(PROBLEM TO SOLVE): Repeat the listing in full, word for word.

(Dataset items)
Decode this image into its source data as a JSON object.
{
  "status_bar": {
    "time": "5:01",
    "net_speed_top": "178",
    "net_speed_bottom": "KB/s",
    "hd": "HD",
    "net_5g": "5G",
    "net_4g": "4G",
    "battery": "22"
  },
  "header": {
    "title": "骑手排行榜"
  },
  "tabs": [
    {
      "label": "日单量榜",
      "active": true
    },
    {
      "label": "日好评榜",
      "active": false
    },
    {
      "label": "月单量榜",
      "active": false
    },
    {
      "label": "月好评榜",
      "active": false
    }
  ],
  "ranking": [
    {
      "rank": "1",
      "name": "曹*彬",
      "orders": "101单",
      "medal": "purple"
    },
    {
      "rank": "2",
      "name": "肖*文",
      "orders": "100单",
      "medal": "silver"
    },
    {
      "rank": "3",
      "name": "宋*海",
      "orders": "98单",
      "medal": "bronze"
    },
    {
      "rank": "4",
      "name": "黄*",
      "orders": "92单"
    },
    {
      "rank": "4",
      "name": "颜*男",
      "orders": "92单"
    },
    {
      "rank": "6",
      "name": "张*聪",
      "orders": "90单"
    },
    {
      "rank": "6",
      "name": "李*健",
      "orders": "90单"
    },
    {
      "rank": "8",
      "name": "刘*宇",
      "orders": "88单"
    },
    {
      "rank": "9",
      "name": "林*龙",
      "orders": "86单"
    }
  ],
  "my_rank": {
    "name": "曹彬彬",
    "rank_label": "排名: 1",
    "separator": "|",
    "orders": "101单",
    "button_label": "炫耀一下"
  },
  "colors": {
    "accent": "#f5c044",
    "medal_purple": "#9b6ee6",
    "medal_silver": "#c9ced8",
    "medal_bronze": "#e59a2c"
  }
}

(FINISHED EXERCISE):
Decode this image into its source data as a JSON object.
{
  "status_bar": {
    "time": "5:01",
    "net_speed_top": "178",
    "net_speed_bottom": "KB/s",
    "hd": "HD",
    "net_5g": "5G",
    "net_4g": "4G",
    "battery": "22"
  },
  "header": {
    "title": "骑手排行榜"
  },
  "tabs": [
    {
      "label": "日单量榜",
      "active": true
    },
    {
      "label": "日好评榜",
      "active": false
    },
    {
      "label": "月单量榜",
      "active": false
    },
    {
      "label": "月好评榜",
      "active": false
    }
  ],
  "ranking": [
    {
      "rank": "1",
      "name": "曹*彬",
      "orders": "101单",
      "medal": "purple"
    },
    {
      "rank": "2",
      "name": "肖*文",
      "orders": "100单",
      "medal": "silver"
    },
    {
      "rank": "3",
      "name": "宋*海",
      "orders": "98单",
      "medal": "bronze"
    },
    {
      "rank": "4",
      "name": "黄*",
      "orders": "92单"
    },
    {
      "rank": "4",
      "name": "颜*男",
      "orders": "92单"
    },
    {
      "rank": "6",
      "name": "张*聪",
      "orders": "90单"
    },
    {
      "rank": "6",
      "name": "李*健",
      "orders": "90单"
    },
    {
      "rank": "8",
      "name": "刘*宇",
      "orders": "88单"
    },
    {
      "rank": "9",
      "name": "林*龙",
      "orders": "86单"
    }
  ],
  "my_rank": {
    "name": "曹彬彬",
    "rank_label": "排名: 1",
    "separator": "|",
    "orders": "101单",
    "button_label": "炫耀一下"
  },
  "colors": {
    "accent": "#f5c044",
    "medal_purple": "#9b6ee6",
    "medal_silver": "#c9ced8",
    "medal_bronze": "#e59a2c"
  }
}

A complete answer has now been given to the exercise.